Problem to solve: Copy, from the entries below, each line where the word "text" can be found.
________________________________________
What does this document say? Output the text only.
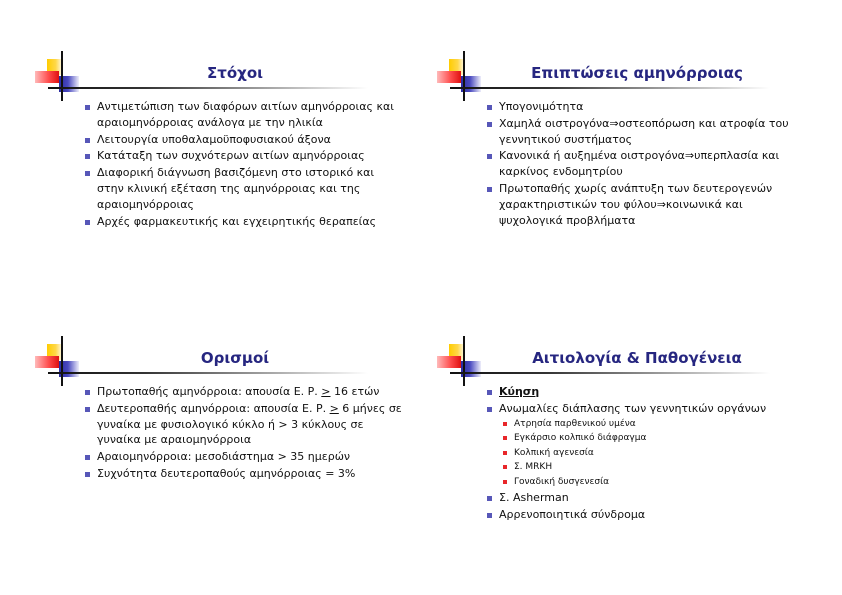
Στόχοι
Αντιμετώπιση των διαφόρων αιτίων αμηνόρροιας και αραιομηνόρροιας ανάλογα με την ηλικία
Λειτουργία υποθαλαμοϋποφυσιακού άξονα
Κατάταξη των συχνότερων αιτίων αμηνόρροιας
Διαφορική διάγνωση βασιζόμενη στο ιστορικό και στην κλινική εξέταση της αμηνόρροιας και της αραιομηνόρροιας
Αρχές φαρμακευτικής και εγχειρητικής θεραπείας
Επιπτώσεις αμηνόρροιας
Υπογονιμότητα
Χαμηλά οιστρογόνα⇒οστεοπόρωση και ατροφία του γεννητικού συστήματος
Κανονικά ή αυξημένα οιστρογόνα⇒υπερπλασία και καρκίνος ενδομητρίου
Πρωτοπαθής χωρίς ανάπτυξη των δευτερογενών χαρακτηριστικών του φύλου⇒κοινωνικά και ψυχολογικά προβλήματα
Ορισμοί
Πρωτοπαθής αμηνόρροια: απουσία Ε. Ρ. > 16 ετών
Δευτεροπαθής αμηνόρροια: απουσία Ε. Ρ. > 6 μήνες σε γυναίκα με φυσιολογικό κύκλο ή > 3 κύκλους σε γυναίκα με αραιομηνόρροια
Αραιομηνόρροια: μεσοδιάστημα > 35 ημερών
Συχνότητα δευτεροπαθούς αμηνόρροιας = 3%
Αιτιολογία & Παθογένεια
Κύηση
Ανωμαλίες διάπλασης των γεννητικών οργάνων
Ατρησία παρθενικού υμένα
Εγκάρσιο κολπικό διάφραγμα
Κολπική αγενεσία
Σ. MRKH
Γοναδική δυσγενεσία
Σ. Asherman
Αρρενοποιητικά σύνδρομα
________________________________________
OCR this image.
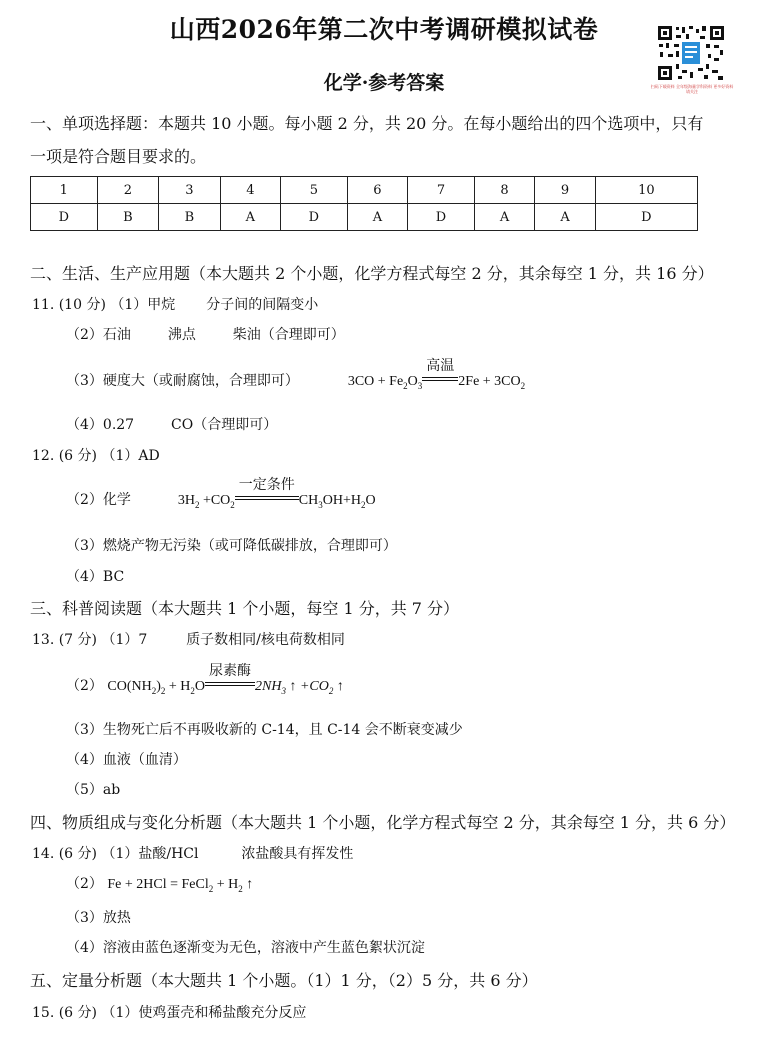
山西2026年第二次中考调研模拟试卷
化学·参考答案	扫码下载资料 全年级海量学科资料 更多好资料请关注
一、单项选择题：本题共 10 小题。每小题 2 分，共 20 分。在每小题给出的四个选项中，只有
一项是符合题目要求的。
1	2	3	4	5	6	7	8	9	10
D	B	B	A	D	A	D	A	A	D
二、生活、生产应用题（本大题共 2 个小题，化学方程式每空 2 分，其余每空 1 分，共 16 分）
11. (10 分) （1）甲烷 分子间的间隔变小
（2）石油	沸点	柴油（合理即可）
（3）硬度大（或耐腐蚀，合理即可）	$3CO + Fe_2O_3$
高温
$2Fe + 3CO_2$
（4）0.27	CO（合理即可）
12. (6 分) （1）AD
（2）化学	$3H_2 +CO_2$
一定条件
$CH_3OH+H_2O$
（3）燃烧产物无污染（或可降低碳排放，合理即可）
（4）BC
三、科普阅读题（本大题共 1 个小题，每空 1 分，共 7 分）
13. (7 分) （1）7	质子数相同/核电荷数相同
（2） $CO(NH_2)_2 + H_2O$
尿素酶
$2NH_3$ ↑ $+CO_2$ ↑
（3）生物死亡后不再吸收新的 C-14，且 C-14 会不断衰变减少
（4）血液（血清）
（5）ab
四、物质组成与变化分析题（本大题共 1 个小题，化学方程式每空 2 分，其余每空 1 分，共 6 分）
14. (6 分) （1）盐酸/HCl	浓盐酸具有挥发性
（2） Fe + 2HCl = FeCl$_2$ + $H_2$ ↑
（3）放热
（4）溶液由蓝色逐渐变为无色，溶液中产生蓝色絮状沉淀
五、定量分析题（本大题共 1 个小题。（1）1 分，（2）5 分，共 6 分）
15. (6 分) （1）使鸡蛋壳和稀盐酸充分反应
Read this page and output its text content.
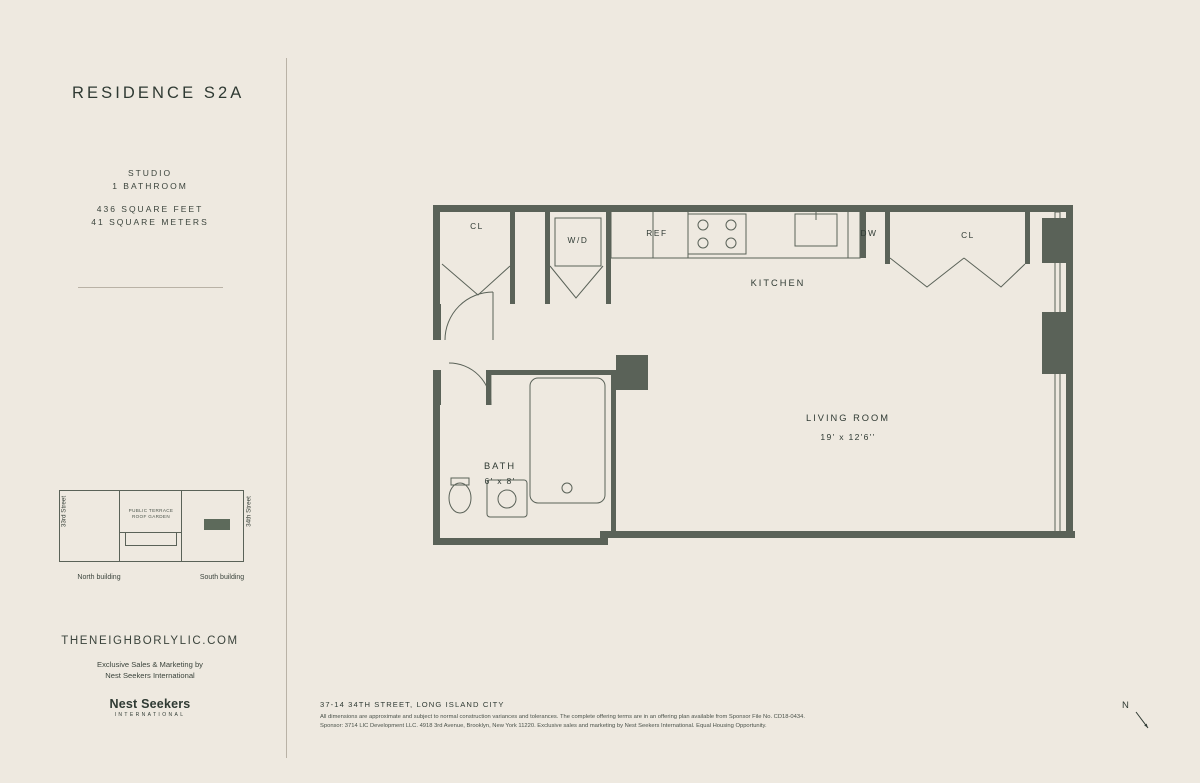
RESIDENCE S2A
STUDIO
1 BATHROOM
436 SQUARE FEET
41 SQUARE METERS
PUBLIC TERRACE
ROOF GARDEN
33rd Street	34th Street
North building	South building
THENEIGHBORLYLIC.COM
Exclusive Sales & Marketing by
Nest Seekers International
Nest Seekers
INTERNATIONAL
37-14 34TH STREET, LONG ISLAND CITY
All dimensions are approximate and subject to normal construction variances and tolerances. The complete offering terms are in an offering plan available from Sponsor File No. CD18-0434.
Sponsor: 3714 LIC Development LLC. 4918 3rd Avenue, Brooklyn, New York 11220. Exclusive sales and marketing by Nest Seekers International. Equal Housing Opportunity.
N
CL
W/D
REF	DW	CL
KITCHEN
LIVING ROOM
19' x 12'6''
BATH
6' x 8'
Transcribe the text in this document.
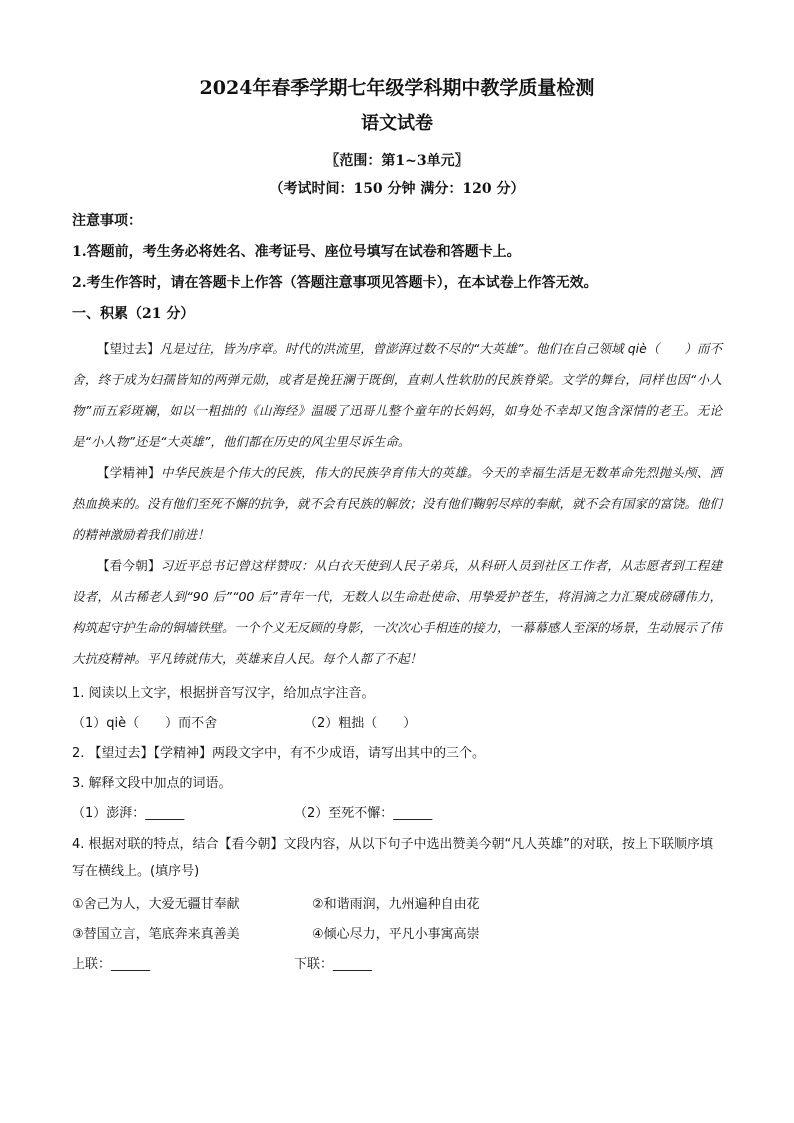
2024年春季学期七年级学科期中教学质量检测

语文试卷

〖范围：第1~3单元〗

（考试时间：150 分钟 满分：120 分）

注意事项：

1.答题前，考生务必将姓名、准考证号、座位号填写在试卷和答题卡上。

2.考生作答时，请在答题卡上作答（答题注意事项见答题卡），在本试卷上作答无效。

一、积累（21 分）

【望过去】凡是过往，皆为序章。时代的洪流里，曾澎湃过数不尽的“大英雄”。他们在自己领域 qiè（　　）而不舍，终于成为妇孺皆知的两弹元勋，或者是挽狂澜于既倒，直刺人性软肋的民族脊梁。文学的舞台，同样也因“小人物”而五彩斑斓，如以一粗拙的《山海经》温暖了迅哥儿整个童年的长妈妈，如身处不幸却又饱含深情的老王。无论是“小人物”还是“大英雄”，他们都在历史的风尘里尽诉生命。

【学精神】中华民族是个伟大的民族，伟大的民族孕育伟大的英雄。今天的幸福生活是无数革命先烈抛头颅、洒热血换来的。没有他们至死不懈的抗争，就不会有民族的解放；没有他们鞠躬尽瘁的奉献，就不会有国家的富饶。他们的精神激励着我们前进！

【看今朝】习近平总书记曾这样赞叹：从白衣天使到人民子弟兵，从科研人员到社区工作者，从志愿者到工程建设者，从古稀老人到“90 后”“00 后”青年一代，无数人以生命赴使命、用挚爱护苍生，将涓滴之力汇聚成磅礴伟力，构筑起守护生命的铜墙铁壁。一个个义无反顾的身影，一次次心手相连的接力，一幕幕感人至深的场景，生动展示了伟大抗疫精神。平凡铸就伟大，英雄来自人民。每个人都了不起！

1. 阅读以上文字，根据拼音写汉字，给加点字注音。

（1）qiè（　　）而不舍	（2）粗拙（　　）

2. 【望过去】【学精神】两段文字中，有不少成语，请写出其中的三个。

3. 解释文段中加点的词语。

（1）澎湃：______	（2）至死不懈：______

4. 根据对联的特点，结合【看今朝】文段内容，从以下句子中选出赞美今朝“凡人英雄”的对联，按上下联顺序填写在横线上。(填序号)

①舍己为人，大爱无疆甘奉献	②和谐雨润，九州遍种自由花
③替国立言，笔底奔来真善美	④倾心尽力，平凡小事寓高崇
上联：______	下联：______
________________________________________
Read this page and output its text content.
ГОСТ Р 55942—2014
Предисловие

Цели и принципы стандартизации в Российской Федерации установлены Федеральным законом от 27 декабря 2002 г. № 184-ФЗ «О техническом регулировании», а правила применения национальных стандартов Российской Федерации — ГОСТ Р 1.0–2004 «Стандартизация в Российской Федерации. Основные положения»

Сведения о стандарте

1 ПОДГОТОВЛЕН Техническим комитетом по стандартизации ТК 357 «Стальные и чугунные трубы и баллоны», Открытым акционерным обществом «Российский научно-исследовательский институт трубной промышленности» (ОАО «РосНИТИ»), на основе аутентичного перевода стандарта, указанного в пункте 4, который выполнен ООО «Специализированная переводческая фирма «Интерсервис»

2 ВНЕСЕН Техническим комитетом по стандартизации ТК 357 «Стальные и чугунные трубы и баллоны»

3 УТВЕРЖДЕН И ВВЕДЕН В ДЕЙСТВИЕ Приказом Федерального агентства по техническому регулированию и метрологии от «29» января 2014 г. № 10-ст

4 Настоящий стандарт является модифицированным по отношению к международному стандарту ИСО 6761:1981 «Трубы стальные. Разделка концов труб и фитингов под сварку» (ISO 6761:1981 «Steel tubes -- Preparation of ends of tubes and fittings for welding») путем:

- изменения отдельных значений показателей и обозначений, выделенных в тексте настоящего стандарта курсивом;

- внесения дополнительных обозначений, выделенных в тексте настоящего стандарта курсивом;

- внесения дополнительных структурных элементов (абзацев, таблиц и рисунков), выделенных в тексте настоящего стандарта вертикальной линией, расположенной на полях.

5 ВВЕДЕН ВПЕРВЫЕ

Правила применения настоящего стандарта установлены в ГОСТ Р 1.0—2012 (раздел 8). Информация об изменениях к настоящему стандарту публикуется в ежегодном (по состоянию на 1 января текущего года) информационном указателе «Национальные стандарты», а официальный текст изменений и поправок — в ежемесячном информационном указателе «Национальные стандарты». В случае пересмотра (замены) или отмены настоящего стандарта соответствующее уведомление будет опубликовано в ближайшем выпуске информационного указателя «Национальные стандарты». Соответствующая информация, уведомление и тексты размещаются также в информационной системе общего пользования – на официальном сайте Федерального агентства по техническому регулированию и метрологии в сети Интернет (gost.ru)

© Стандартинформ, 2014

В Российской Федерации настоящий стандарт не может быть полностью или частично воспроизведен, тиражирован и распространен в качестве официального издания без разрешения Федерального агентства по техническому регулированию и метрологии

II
________________________________________
Correct output:
What does this document say? Output the text only.
Read this page and output its text content.
Transcribe the text in this document.
Read this page and output its text content.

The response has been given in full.